= GIVEN DATA =
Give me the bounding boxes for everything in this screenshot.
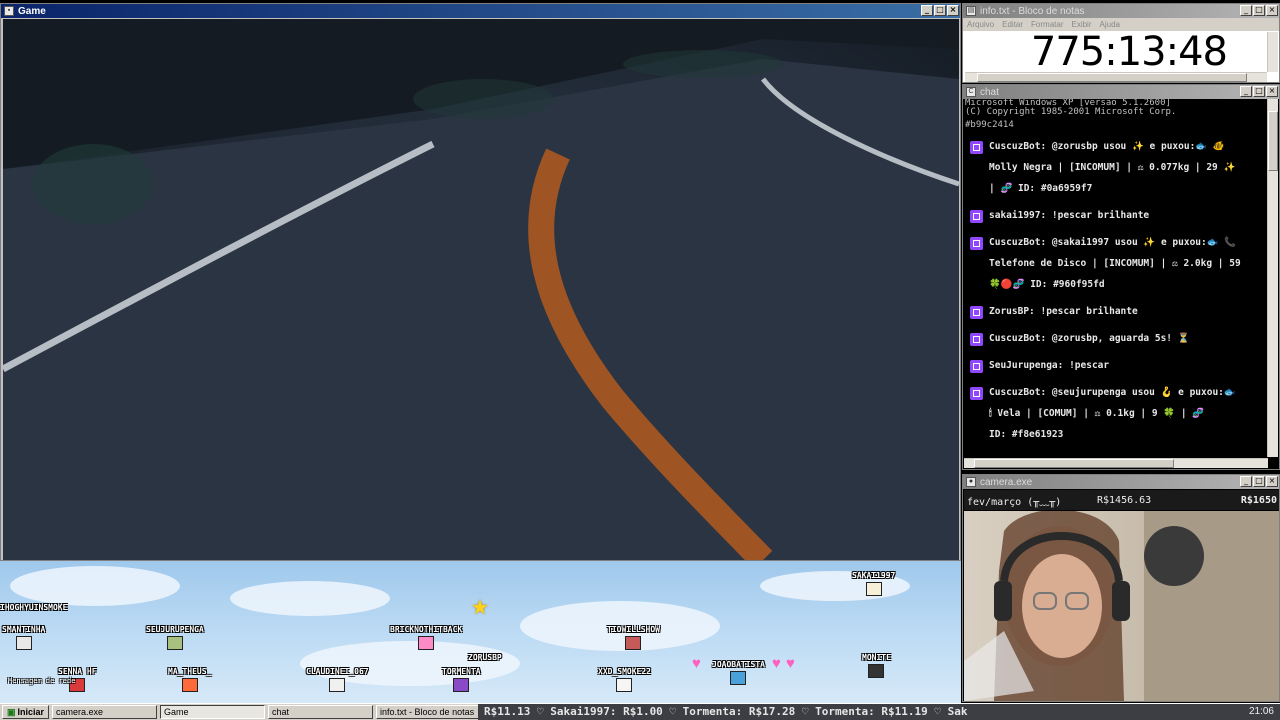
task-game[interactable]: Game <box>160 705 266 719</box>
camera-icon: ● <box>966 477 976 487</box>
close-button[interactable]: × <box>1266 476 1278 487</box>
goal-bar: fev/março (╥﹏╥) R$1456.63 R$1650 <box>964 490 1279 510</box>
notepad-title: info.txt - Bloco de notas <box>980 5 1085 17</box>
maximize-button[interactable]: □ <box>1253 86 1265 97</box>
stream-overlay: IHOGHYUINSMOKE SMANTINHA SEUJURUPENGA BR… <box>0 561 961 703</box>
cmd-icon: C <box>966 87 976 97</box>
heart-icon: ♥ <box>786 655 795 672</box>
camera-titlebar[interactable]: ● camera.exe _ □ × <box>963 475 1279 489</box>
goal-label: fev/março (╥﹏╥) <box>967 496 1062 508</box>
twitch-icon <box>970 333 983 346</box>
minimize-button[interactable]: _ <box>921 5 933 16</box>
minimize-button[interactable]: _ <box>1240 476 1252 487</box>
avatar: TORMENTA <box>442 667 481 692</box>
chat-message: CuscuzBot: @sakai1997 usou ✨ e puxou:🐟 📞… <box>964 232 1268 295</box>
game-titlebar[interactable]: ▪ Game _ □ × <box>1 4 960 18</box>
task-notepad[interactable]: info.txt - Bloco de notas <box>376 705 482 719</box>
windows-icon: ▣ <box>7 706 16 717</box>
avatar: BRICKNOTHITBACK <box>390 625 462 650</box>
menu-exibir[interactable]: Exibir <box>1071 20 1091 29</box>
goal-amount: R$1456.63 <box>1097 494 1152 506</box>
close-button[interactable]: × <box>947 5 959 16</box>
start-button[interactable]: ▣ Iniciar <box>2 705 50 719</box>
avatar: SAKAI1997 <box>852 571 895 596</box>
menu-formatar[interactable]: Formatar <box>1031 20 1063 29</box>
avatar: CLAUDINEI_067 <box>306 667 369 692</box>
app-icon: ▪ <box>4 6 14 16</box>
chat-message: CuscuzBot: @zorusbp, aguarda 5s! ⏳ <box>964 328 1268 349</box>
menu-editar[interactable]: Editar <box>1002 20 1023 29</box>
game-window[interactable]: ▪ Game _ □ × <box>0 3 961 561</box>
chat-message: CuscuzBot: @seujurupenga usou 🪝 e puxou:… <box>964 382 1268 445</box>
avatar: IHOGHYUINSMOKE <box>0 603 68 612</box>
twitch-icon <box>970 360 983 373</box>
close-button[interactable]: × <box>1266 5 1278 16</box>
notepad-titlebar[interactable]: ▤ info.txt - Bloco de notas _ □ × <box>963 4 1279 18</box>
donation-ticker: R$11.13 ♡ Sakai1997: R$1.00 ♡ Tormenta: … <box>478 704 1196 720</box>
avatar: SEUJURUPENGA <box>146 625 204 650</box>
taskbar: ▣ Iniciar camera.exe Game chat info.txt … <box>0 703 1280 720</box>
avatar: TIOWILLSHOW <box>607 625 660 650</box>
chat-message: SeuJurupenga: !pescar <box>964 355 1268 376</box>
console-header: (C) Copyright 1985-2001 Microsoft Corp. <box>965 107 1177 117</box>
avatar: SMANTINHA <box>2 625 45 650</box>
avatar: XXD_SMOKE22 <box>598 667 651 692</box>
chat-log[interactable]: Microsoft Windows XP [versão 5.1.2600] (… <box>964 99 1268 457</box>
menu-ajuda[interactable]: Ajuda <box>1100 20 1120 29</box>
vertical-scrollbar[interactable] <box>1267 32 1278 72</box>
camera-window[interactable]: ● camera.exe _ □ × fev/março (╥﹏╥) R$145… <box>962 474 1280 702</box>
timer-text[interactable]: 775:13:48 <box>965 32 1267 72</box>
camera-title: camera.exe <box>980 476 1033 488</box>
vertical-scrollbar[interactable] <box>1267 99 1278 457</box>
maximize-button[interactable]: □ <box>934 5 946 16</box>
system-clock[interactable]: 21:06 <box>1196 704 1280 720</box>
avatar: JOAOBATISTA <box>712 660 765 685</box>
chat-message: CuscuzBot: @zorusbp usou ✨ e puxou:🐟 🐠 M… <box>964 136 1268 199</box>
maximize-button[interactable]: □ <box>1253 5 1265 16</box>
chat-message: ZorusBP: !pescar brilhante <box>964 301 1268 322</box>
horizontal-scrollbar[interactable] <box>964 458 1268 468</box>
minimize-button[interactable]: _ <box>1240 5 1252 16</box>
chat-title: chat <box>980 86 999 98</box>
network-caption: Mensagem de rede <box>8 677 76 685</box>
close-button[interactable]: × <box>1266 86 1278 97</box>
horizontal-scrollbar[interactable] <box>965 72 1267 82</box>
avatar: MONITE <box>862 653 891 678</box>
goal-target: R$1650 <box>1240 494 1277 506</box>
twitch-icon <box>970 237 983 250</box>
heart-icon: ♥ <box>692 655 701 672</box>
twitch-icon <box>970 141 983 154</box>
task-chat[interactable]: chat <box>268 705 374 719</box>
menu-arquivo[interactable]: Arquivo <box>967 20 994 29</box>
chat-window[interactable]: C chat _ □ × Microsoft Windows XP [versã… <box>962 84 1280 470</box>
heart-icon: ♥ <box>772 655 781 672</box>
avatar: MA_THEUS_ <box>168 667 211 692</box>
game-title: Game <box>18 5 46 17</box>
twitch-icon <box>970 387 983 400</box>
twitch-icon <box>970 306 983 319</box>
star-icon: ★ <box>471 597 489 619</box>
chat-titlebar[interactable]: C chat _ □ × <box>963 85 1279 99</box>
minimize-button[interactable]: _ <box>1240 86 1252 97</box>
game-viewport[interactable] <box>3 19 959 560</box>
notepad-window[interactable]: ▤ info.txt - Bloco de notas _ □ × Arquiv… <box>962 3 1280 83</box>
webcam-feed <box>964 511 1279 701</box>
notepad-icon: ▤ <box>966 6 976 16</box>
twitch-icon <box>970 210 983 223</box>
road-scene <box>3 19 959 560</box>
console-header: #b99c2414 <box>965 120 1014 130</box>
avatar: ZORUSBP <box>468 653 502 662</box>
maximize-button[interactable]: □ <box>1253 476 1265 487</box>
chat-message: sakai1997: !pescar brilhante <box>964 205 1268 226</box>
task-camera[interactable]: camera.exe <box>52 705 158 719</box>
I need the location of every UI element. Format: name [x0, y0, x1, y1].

= GIVEN TASK =
In the records, from the line with "task-game[interactable]: Game <box>160" to the line with "windows-icon: ▣ <box>7 706 16 717</box>", swap "camera-titlebar" for "webcam-titlebar" and give those lines back with nothing else altered.

= THE RESPONSE =
task-game[interactable]: Game <box>160 705 266 719</box>
camera-icon: ● <box>966 477 976 487</box>
close-button[interactable]: × <box>1266 476 1278 487</box>
goal-bar: fev/março (╥﹏╥) R$1456.63 R$1650 <box>964 490 1279 510</box>
notepad-title: info.txt - Bloco de notas <box>980 5 1085 17</box>
maximize-button[interactable]: □ <box>1253 86 1265 97</box>
stream-overlay: IHOGHYUINSMOKE SMANTINHA SEUJURUPENGA BR… <box>0 561 961 703</box>
cmd-icon: C <box>966 87 976 97</box>
heart-icon: ♥ <box>786 655 795 672</box>
webcam-titlebar[interactable]: ● camera.exe _ □ × <box>963 475 1279 489</box>
goal-label: fev/março (╥﹏╥) <box>967 496 1062 508</box>
twitch-icon <box>970 333 983 346</box>
minimize-button[interactable]: _ <box>921 5 933 16</box>
minimize-button[interactable]: _ <box>1240 476 1252 487</box>
avatar: TORMENTA <box>442 667 481 692</box>
chat-message: CuscuzBot: @sakai1997 usou ✨ e puxou:🐟 📞… <box>964 232 1268 295</box>
game-titlebar[interactable]: ▪ Game _ □ × <box>1 4 960 18</box>
task-notepad[interactable]: info.txt - Bloco de notas <box>376 705 482 719</box>
windows-icon: ▣ <box>7 706 16 717</box>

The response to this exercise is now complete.